— Begin Records for this task —

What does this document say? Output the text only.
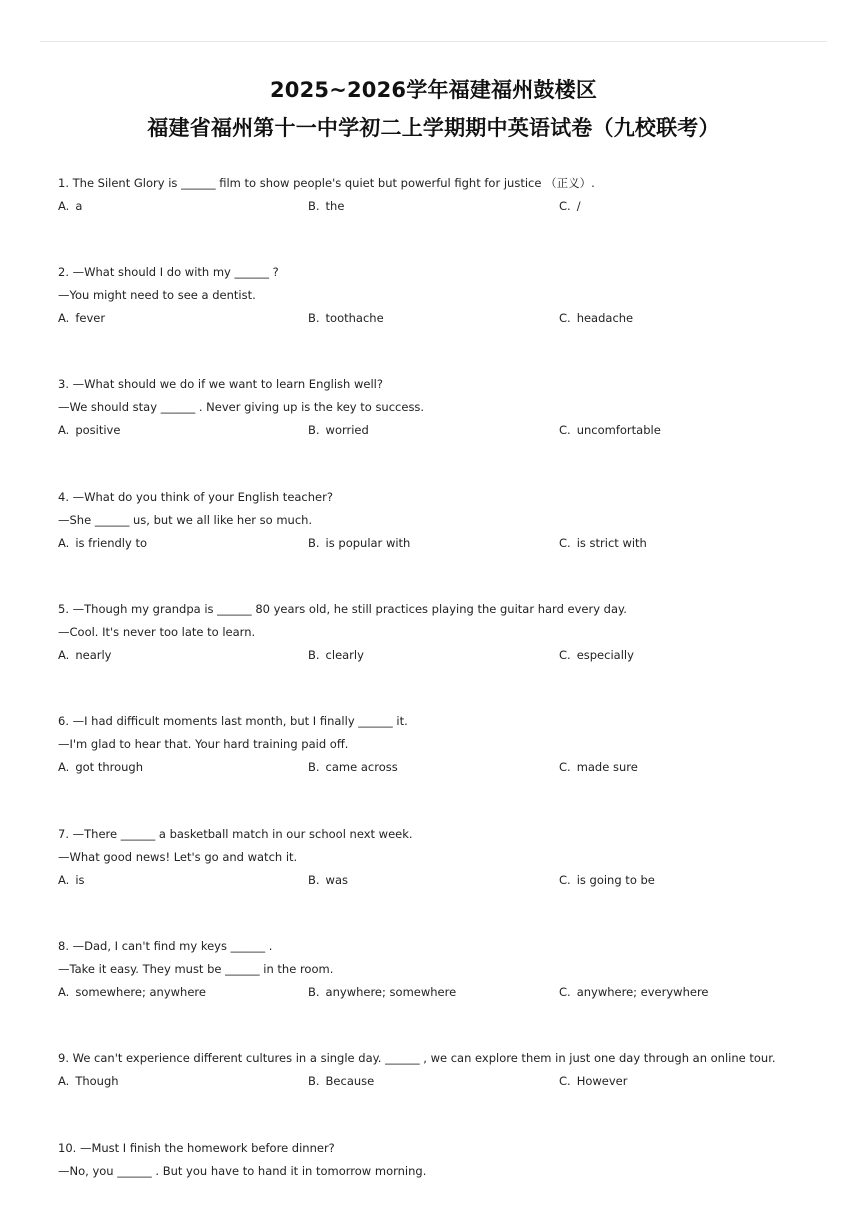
2025~2026学年福建福州鼓楼区
福建省福州第十一中学初二上学期期中英语试卷（九校联考）
1. The Silent Glory is ______ film to show people's quiet but powerful fight for justice （正义）.
A. a	B. the	C. /
2. —What should I do with my ______ ?
—You might need to see a dentist.
A. fever	B. toothache	C. headache
3. —What should we do if we want to learn English well?
—We should stay ______ . Never giving up is the key to success.
A. positive	B. worried	C. uncomfortable
4. —What do you think of your English teacher?
—She ______ us, but we all like her so much.
A. is friendly to	B. is popular with	C. is strict with
5. —Though my grandpa is ______ 80 years old, he still practices playing the guitar hard every day.
—Cool. It's never too late to learn.
A. nearly	B. clearly	C. especially
6. —I had difficult moments last month, but I finally ______ it.
—I'm glad to hear that. Your hard training paid off.
A. got through	B. came across	C. made sure
7. —There ______ a basketball match in our school next week.
—What good news! Let's go and watch it.
A. is	B. was	C. is going to be
8. —Dad, I can't find my keys ______ .
—Take it easy. They must be ______ in the room.
A. somewhere; anywhere	B. anywhere; somewhere	C. anywhere; everywhere
9. We can't experience different cultures in a single day. ______ , we can explore them in just one day through an online tour.
A. Though	B. Because	C. However
10. —Must I finish the homework before dinner?
—No, you ______ . But you have to hand it in tomorrow morning.
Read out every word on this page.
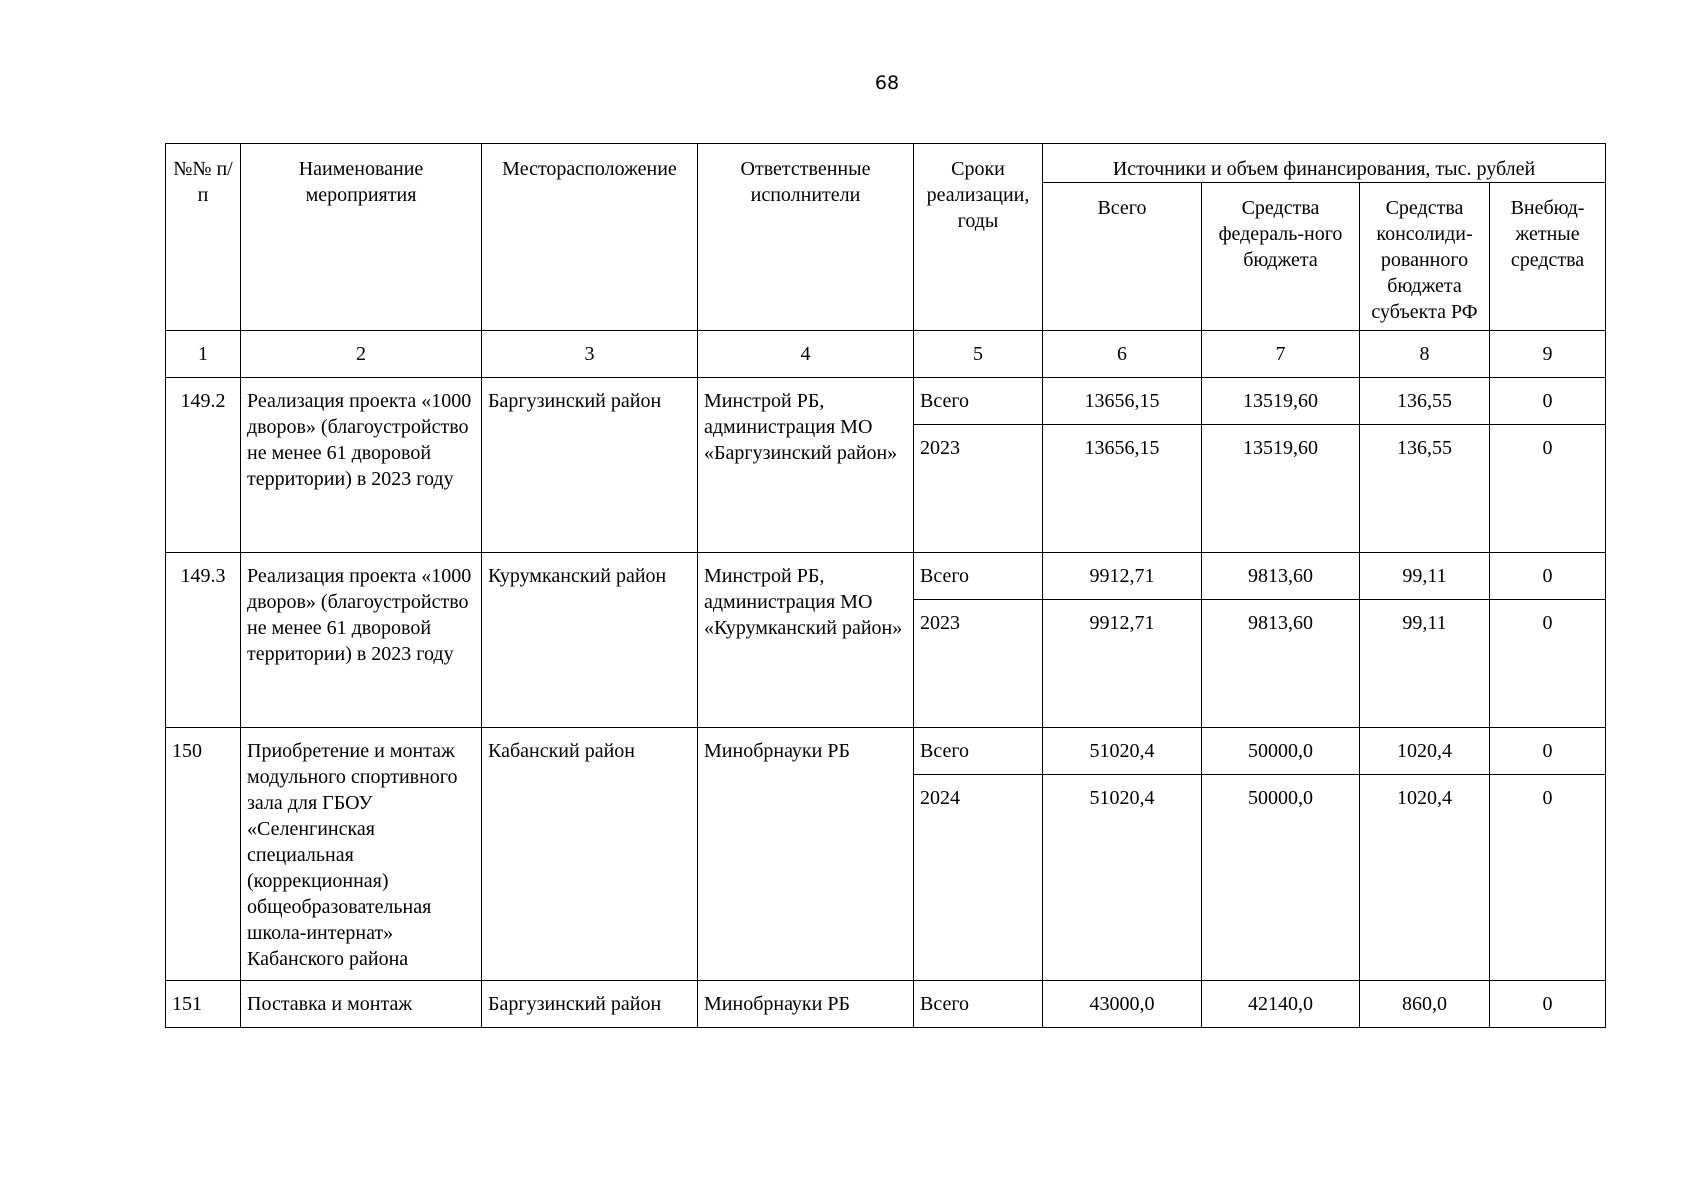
68
№№ п/п	Наименование мероприятия	Месторасположение	Ответственные исполнители	Сроки реализации, годы	Источники и объем финансирования, тыс. рублей			
					Всего	Средства федераль-ного бюджета	Средства консолиди-рованного бюджета субъекта РФ	Внебюд-жетные средства
1	2	3	4	5	6	7	8	9
149.2	Реализация проекта «1000 дворов» (благоустройство не менее 61 дворовой территории) в 2023 году	Баргузинский район	Минстрой РБ, администрация МО «Баргузинский район»	Всего	13656,15	13519,60	136,55	0
				2023	13656,15	13519,60	136,55	0
149.3	Реализация проекта «1000 дворов» (благоустройство не менее 61 дворовой территории) в 2023 году	Курумканский район	Минстрой РБ, администрация МО «Курумканский район»	Всего	9912,71	9813,60	99,11	0
				2023	9912,71	9813,60	99,11	0
150	Приобретение и монтаж модульного спортивного зала для ГБОУ «Селенгинская специальная (коррекционная) общеобразовательная школа-интернат» Кабанского района	Кабанский район	Минобрнауки РБ	Всего	51020,4	50000,0	1020,4	0
				2024	51020,4	50000,0	1020,4	0
151	Поставка и монтаж	Баргузинский район	Минобрнауки РБ	Всего	43000,0	42140,0	860,0	0
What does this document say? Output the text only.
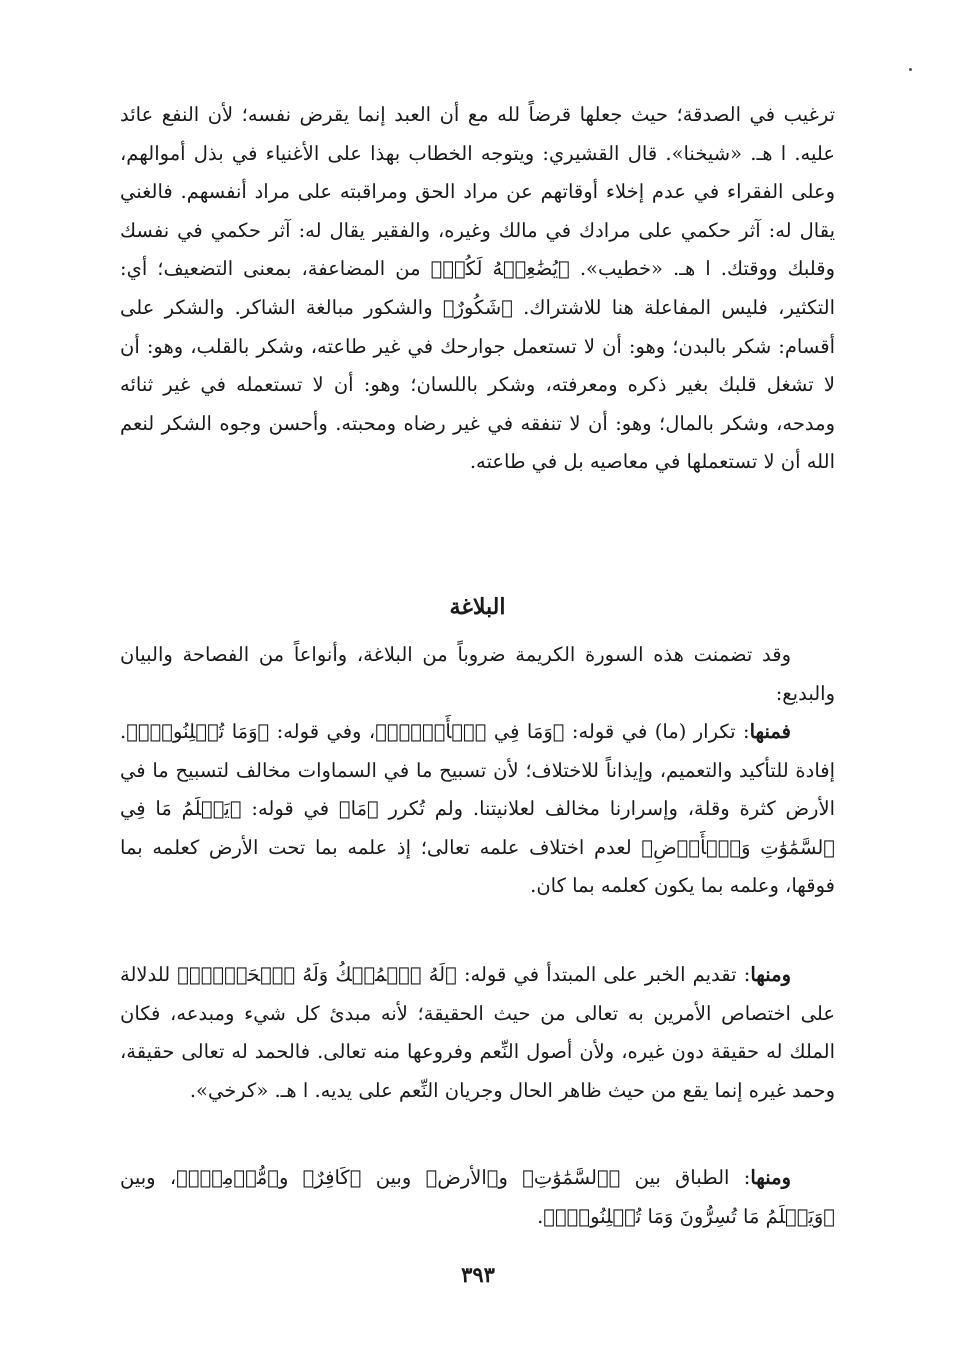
ترغيب في الصدقة؛ حيث جعلها قرضاً لله مع أن العبد إنما يقرض نفسه؛ لأن النفع عائد عليه. ا هـ. «شيخنا». قال القشيري: ويتوجه الخطاب بهذا على الأغنياء في بذل أموالهم، وعلى الفقراء في عدم إخلاء أوقاتهم عن مراد الحق ومراقبته على مراد أنفسهم. فالغني يقال له: آثر حكمي على مرادك في مالك وغيره، والفقير يقال له: آثر حكمي في نفسك وقلبك ووقتك. ا هـ. «خطيب». ﴿يُضَٰعِفۡهُ لَكُمۡ﴾ من المضاعفة، بمعنى التضعيف؛ أي: التكثير، فليس المفاعلة هنا للاشتراك. ﴿شَكُورٌ﴾ والشكور مبالغة الشاكر. والشكر على أقسام: شكر بالبدن؛ وهو: أن لا تستعمل جوارحك في غير طاعته، وشكر بالقلب، وهو: أن لا تشغل قلبك بغير ذكره ومعرفته، وشكر باللسان؛ وهو: أن لا تستعمله في غير ثنائه ومدحه، وشكر بالمال؛ وهو: أن لا تنفقه في غير رضاه ومحبته. وأحسن وجوه الشكر لنعم الله أن لا تستعملها في معاصيه بل في طاعته.

البلاغة

وقد تضمنت هذه السورة الكريمة ضروباً من البلاغة، وأنواعاً من الفصاحة والبيان والبديع:

فمنها: تكرار (ما) في قوله: ﴿وَمَا فِي ٱلۡأَرۡضِۚ﴾، وفي قوله: ﴿وَمَا تُعۡلِنُونَۚ﴾. إفادة للتأكيد والتعميم، وإيذاناً للاختلاف؛ لأن تسبيح ما في السماوات مخالف لتسبيح ما في الأرض كثرة وقلة، وإسرارنا مخالف لعلانيتنا. ولم تُكرر ﴿مَا﴾ في قوله: ﴿يَعۡلَمُ مَا فِي ٱلسَّمَٰوَٰتِ وَٱلۡأَرۡضِ﴾ لعدم اختلاف علمه تعالى؛ إذ علمه بما تحت الأرض كعلمه بما فوقها، وعلمه بما يكون كعلمه بما كان.

ومنها: تقديم الخبر على المبتدأ في قوله: ﴿لَهُ ٱلۡمُلۡكُ وَلَهُ ٱلۡحَمۡدُۖ﴾ للدلالة على اختصاص الأمرين به تعالى من حيث الحقيقة؛ لأنه مبدئ كل شيء ومبدعه، فكان الملك له حقيقة دون غيره، ولأن أصول النِّعم وفروعها منه تعالى. فالحمد له تعالى حقيقة، وحمد غيره إنما يقع من حيث ظاهر الحال وجريان النِّعم على يديه. ا هـ. «كرخي».

ومنها: الطباق بين ﴿ٱلسَّمَٰوَٰتِ﴾ و﴿الأرض﴾ وبين ﴿كَافِرٌ﴾ و﴿مُّؤۡمِنٌۚ﴾، وبين ﴿وَيَعۡلَمُ مَا تُسِرُّونَ وَمَا تُعۡلِنُونَۚ﴾.

٣٩٣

— End Records for this task —

Make an exact copy of every entry above, minus the images.

## Exercise solution
What does this document say? Output the text only.
2025~2026学年福建福州鼓楼区
福建省福州第十一中学初二上学期期中英语试卷（九校联考）
1. The Silent Glory is ______ film to show people's quiet but powerful fight for justice （正义）.
A. a	B. the	C. /
2. —What should I do with my ______ ?
—You might need to see a dentist.
A. fever	B. toothache	C. headache
3. —What should we do if we want to learn English well?
—We should stay ______ . Never giving up is the key to success.
A. positive	B. worried	C. uncomfortable
4. —What do you think of your English teacher?
—She ______ us, but we all like her so much.
A. is friendly to	B. is popular with	C. is strict with
5. —Though my grandpa is ______ 80 years old, he still practices playing the guitar hard every day.
—Cool. It's never too late to learn.
A. nearly	B. clearly	C. especially
6. —I had difficult moments last month, but I finally ______ it.
—I'm glad to hear that. Your hard training paid off.
A. got through	B. came across	C. made sure
7. —There ______ a basketball match in our school next week.
—What good news! Let's go and watch it.
A. is	B. was	C. is going to be
8. —Dad, I can't find my keys ______ .
—Take it easy. They must be ______ in the room.
A. somewhere; anywhere	B. anywhere; somewhere	C. anywhere; everywhere
9. We can't experience different cultures in a single day. ______ , we can explore them in just one day through an online tour.
A. Though	B. Because	C. However
10. —Must I finish the homework before dinner?
—No, you ______ . But you have to hand it in tomorrow morning.
Read out every word on this page.
68
№№ п/п	Наименование мероприятия	Месторасположение	Ответственные исполнители	Сроки реализации, годы	Источники и объем финансирования, тыс. рублей			
					Всего	Средства федераль-ного бюджета	Средства консолиди-рованного бюджета субъекта РФ	Внебюд-жетные средства
1	2	3	4	5	6	7	8	9
149.2	Реализация проекта «1000 дворов» (благоустройство не менее 61 дворовой территории) в 2023 году	Баргузинский район	Минстрой РБ, администрация МО «Баргузинский район»	Всего	13656,15	13519,60	136,55	0
				2023	13656,15	13519,60	136,55	0
149.3	Реализация проекта «1000 дворов» (благоустройство не менее 61 дворовой территории) в 2023 году	Курумканский район	Минстрой РБ, администрация МО «Курумканский район»	Всего	9912,71	9813,60	99,11	0
				2023	9912,71	9813,60	99,11	0
150	Приобретение и монтаж модульного спортивного зала для ГБОУ «Селенгинская специальная (коррекционная) общеобразовательная школа-интернат» Кабанского района	Кабанский район	Минобрнауки РБ	Всего	51020,4	50000,0	1020,4	0
				2024	51020,4	50000,0	1020,4	0
151	Поставка и монтаж	Баргузинский район	Минобрнауки РБ	Всего	43000,0	42140,0	860,0	0
What does this document say? Output the text only.
ترغيب في الصدقة؛ حيث جعلها قرضاً لله مع أن العبد إنما يقرض نفسه؛ لأن النفع عائد عليه. ا هـ. «شيخنا». قال القشيري: ويتوجه الخطاب بهذا على الأغنياء في بذل أموالهم، وعلى الفقراء في عدم إخلاء أوقاتهم عن مراد الحق ومراقبته على مراد أنفسهم. فالغني يقال له: آثر حكمي على مرادك في مالك وغيره، والفقير يقال له: آثر حكمي في نفسك وقلبك ووقتك. ا هـ. «خطيب». ﴿يُضَٰعِفۡهُ لَكُمۡ﴾ من المضاعفة، بمعنى التضعيف؛ أي: التكثير، فليس المفاعلة هنا للاشتراك. ﴿شَكُورٌ﴾ والشكور مبالغة الشاكر. والشكر على أقسام: شكر بالبدن؛ وهو: أن لا تستعمل جوارحك في غير طاعته، وشكر بالقلب، وهو: أن لا تشغل قلبك بغير ذكره ومعرفته، وشكر باللسان؛ وهو: أن لا تستعمله في غير ثنائه ومدحه، وشكر بالمال؛ وهو: أن لا تنفقه في غير رضاه ومحبته. وأحسن وجوه الشكر لنعم الله أن لا تستعملها في معاصيه بل في طاعته.

البلاغة

وقد تضمنت هذه السورة الكريمة ضروباً من البلاغة، وأنواعاً من الفصاحة والبيان والبديع:

فمنها: تكرار (ما) في قوله: ﴿وَمَا فِي ٱلۡأَرۡضِۚ﴾، وفي قوله: ﴿وَمَا تُعۡلِنُونَۚ﴾. إفادة للتأكيد والتعميم، وإيذاناً للاختلاف؛ لأن تسبيح ما في السماوات مخالف لتسبيح ما في الأرض كثرة وقلة، وإسرارنا مخالف لعلانيتنا. ولم تُكرر ﴿مَا﴾ في قوله: ﴿يَعۡلَمُ مَا فِي ٱلسَّمَٰوَٰتِ وَٱلۡأَرۡضِ﴾ لعدم اختلاف علمه تعالى؛ إذ علمه بما تحت الأرض كعلمه بما فوقها، وعلمه بما يكون كعلمه بما كان.

ومنها: تقديم الخبر على المبتدأ في قوله: ﴿لَهُ ٱلۡمُلۡكُ وَلَهُ ٱلۡحَمۡدُۖ﴾ للدلالة على اختصاص الأمرين به تعالى من حيث الحقيقة؛ لأنه مبدئ كل شيء ومبدعه، فكان الملك له حقيقة دون غيره، ولأن أصول النِّعم وفروعها منه تعالى. فالحمد له تعالى حقيقة، وحمد غيره إنما يقع من حيث ظاهر الحال وجريان النِّعم على يديه. ا هـ. «كرخي».

ومنها: الطباق بين ﴿ٱلسَّمَٰوَٰتِ﴾ و﴿الأرض﴾ وبين ﴿كَافِرٌ﴾ و﴿مُّؤۡمِنٌۚ﴾، وبين ﴿وَيَعۡلَمُ مَا تُسِرُّونَ وَمَا تُعۡلِنُونَۚ﴾.

٣٩٣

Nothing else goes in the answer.